■ WORK TO DO
Copy every line that holds "figlio".

[Entries taken from a collection]
++++++++++
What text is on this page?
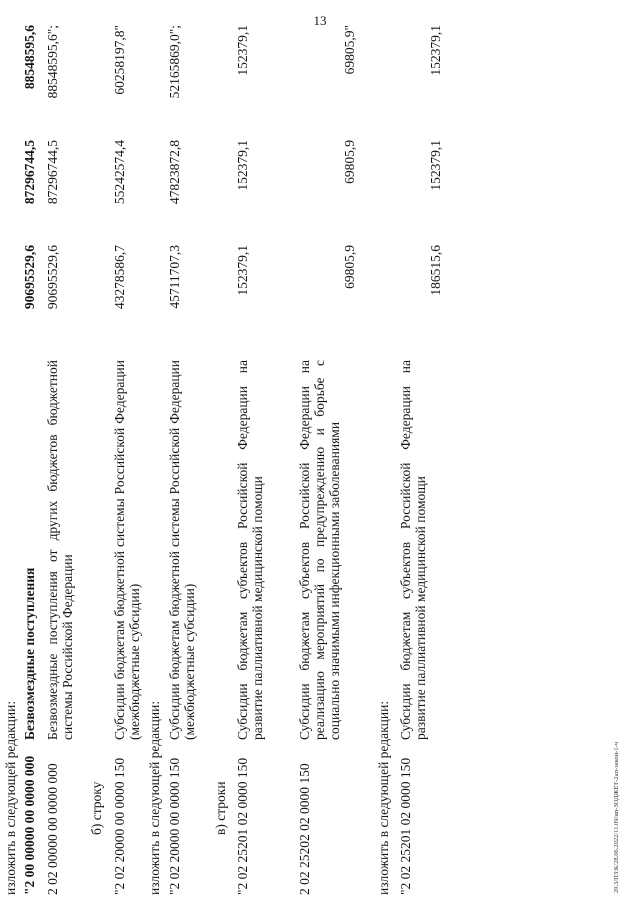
13
изложить в следующей редакции: "2 00 00000 00 0000 000
Безвозмездные поступления
90695529,6
87296744,5
88548595,6
2 02 00000 00 0000 000
Безвозмездные поступления от других бюджетов бюджетной системы Российской Федерации
90695529,6
87296744,5
88548595,6";
б) строку "2 02 20000 00 0000 150
Субсидии бюджетам бюджетной системы Российской Федерации (межбюджетные субсидии)
43278586,7
55242574,4
60258197,8"
изложить в следующей редакции: "2 02 20000 00 0000 150
Субсидии бюджетам бюджетной системы Российской Федерации (межбюджетные субсидии)
45711707,3
47823872,8
52165869,0";
в) строки "2 02 25201 02 0000 150
Субсидии бюджетам субъектов Российской Федерации на развитие паллиативной медицинской помощи
152379,1
152379,1
152379,1
2 02 25202 02 0000 150
Субсидии бюджетам субъектов Российской Федерации на реализацию мероприятий по предупреждению и борьбе с социально значимыми инфекционными заболеваниями
69805,9
69805,9
69805,9"
изложить в следующей редакции: "2 02 25201 02 0000 150
Субсидии бюджетам субъектов Российской Федерации на развитие паллиативной медицинской помощи
186515,6
152379,1
152379,1
20.3/ПЗ:К/28.06.2022/11.09/ип-ЗОДЖЕТ-2ап-закон-1-ч
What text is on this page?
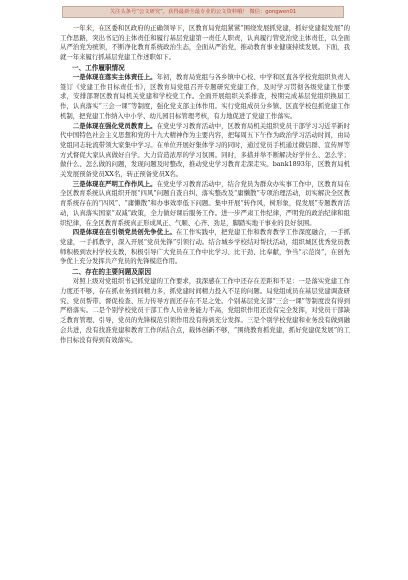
关注头条号“公文研究”，获得最新全最专业的公文资料哦！ 微信：gongwen01

一年来，在区委和区政府的正确领导下，区教育局党组紧紧“围绕发展抓党建，抓好党建促发展”的工作思路，突出书记的主体责任和履行基层党建第一责任人职责，认真履行管党治党主体责任，以全面从严治党为统领，不断净化教育系统政治生态，全面从严治党，推动教育事业健康持续发展。下面，我就一年来履行抓基层党建工作述职如下。

一、工作履职情况

一是体现在落实主体责任上。年初，教育局党组与各乡镇中心校、中学和区直各学校党组织负责人签订《党建工作目标责任书》，区教育局党组召开专题研究党建工作，及时学习贯彻各级党建工作要求，安排部署区教育局机关党建和学校党工作。全面开展组织关系排查，按期完成基层党组织换届工作，认真落实“三会一课”等制度，强化党支部主体作用。实行党组成员分乡镇、区直学校包抓党建工作机制，把党建工作纳入中小学、幼儿园目标管理考核，有力地促进了党建工作落实。

二是体现在强化党员教育上。在党史学习教育活动中，区教育局机关组织党员干部学习习近平新时代中国特色社会主义思想和党的十九大精神作为主要内容，把每周五下午作为政治学习活动时间，由局党组同志轮流带领大家集中学习。在单位开展好集体学习的同时，通过党员手机通过微信群、宣传屏等方式督促大家认真做好自学。大力营造浓厚的学习氛围。同时，多措并举不断解决好学什么、怎么学；做什么、怎么做的问题，发现问题及时整改，推动党史学习教育走深走实。bank1893年，区教育局机关发展预备党员XX名，转正预备党员X名。

三是体现在严明工作作风上。在党史学习教育活动中，结合党员为群众办实事工作中，区教育局在全区教育系统认真组织开展“四风”问题自查自纠、落实整改及“庸懒散”专项治理活动，切实解决全区教育系统存在的“四风”、“庸懒散”和办事效率低下问题。集中开展“转作风，树形象，促发展”专题教育活动，认真落实国家“双减”政策，全力做好课后服务工作。进一步严肃工作纪律，严明党的政治纪律和组织纪律，在全区教育系统真正形成风正、气顺、心齐、劲足，脚踏实地干事业的良好氛围。

四是体现在在引领党员创先争优上。在工作实践中，把党建工作和教育教学工作深度融合，一手抓党建，一手抓教学，深入开展“党员先锋”引领行动。结合城乡学校结对帮扶活动，组织城区优秀党员教师积极到农村学校支教，积极引导广大党员在工作中比学习、比干劲、比奉献，争当“示范岗”，在创先争优上充分发挥共产党员的先锋模范作用。

二、存在的主要问题及原因

对照上级对党组织书记抓党建的工作要求，我深感在工作中还存在差距和不足：一是落实党建工作力度还不够，存在抓业务到间精力多，抓党建时间精力投入不足的问题。局党组成员在基层党建调查研究、党员帮带、督促检查、压力传导方面还存在不足之处。个别基层党支部“三会一课”等制度没有得到严格落实。二是个别学校党员干部工作人员业务能力不高，党组织作用还没有完全发挥，对党员干部缺乏教育管理、引导，党员的先锋模范引领作用没有得到充分发挥。三是个别学校党建和业务没有做到融会共进，没有找准党建和教育工作的结合点，载体创新不够，“围绕教育抓党建，抓好党建促发展”的工作目标没有得到有效落实。
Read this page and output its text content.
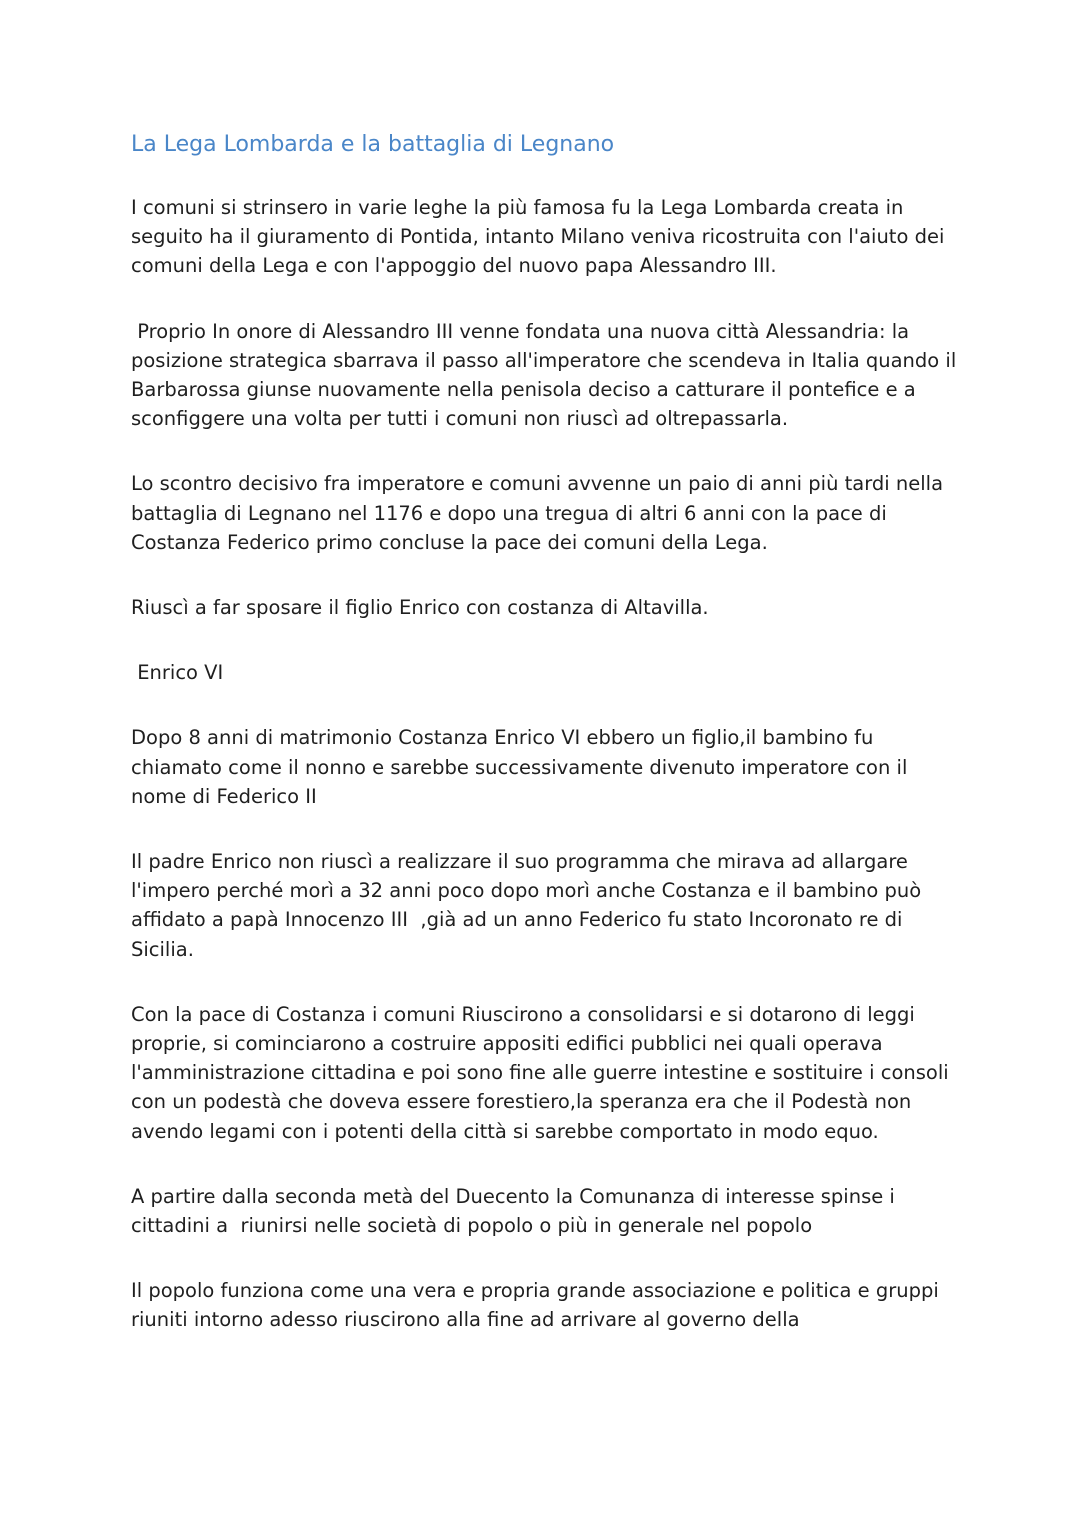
La Lega Lombarda e la battaglia di Legnano

I comuni si strinsero in varie leghe la più famosa fu la Lega Lombarda creata in seguito ha il giuramento di Pontida, intanto Milano veniva ricostruita con l'aiuto dei comuni della Lega e con l'appoggio del nuovo papa Alessandro III.

Proprio In onore di Alessandro III venne fondata una nuova città Alessandria: la posizione strategica sbarrava il passo all'imperatore che scendeva in Italia quando il Barbarossa giunse nuovamente nella penisola deciso a catturare il pontefice e a sconfiggere una volta per tutti i comuni non riuscì ad oltrepassarla.

Lo scontro decisivo fra imperatore e comuni avvenne un paio di anni più tardi nella battaglia di Legnano nel 1176 e dopo una tregua di altri 6 anni con la pace di Costanza Federico primo concluse la pace dei comuni della Lega.

Riuscì a far sposare il figlio Enrico con costanza di Altavilla.

Enrico VI

Dopo 8 anni di matrimonio Costanza Enrico VI ebbero un figlio,il bambino fu chiamato come il nonno e sarebbe successivamente divenuto imperatore con il nome di Federico II

Il padre Enrico non riuscì a realizzare il suo programma che mirava ad allargare l'impero perché morì a 32 anni poco dopo morì anche Costanza e il bambino può affidato a papà Innocenzo III  ,già ad un anno Federico fu stato Incoronato re di Sicilia.

Con la pace di Costanza i comuni Riuscirono a consolidarsi e si dotarono di leggi proprie, si cominciarono a costruire appositi edifici pubblici nei quali operava l'amministrazione cittadina e poi sono fine alle guerre intestine e sostituire i consoli con un podestà che doveva essere forestiero,la speranza era che il Podestà non avendo legami con i potenti della città si sarebbe comportato in modo equo.

A partire dalla seconda metà del Duecento la Comunanza di interesse spinse i cittadini a  riunirsi nelle società di popolo o più in generale nel popolo

Il popolo funziona come una vera e propria grande associazione e politica e gruppi riuniti intorno adesso riuscirono alla fine ad arrivare al governo della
++++++++++
■ EXERCISE OUTPUT
Riuscì a far sposare il figlio Enrico con costanza di Altavilla.
Dopo 8 anni di matrimonio Costanza Enrico VI ebbero un figlio,il bambino fu chiamato come il nonno e sarebbe successivamente divenuto imperatore con il nome di Federico II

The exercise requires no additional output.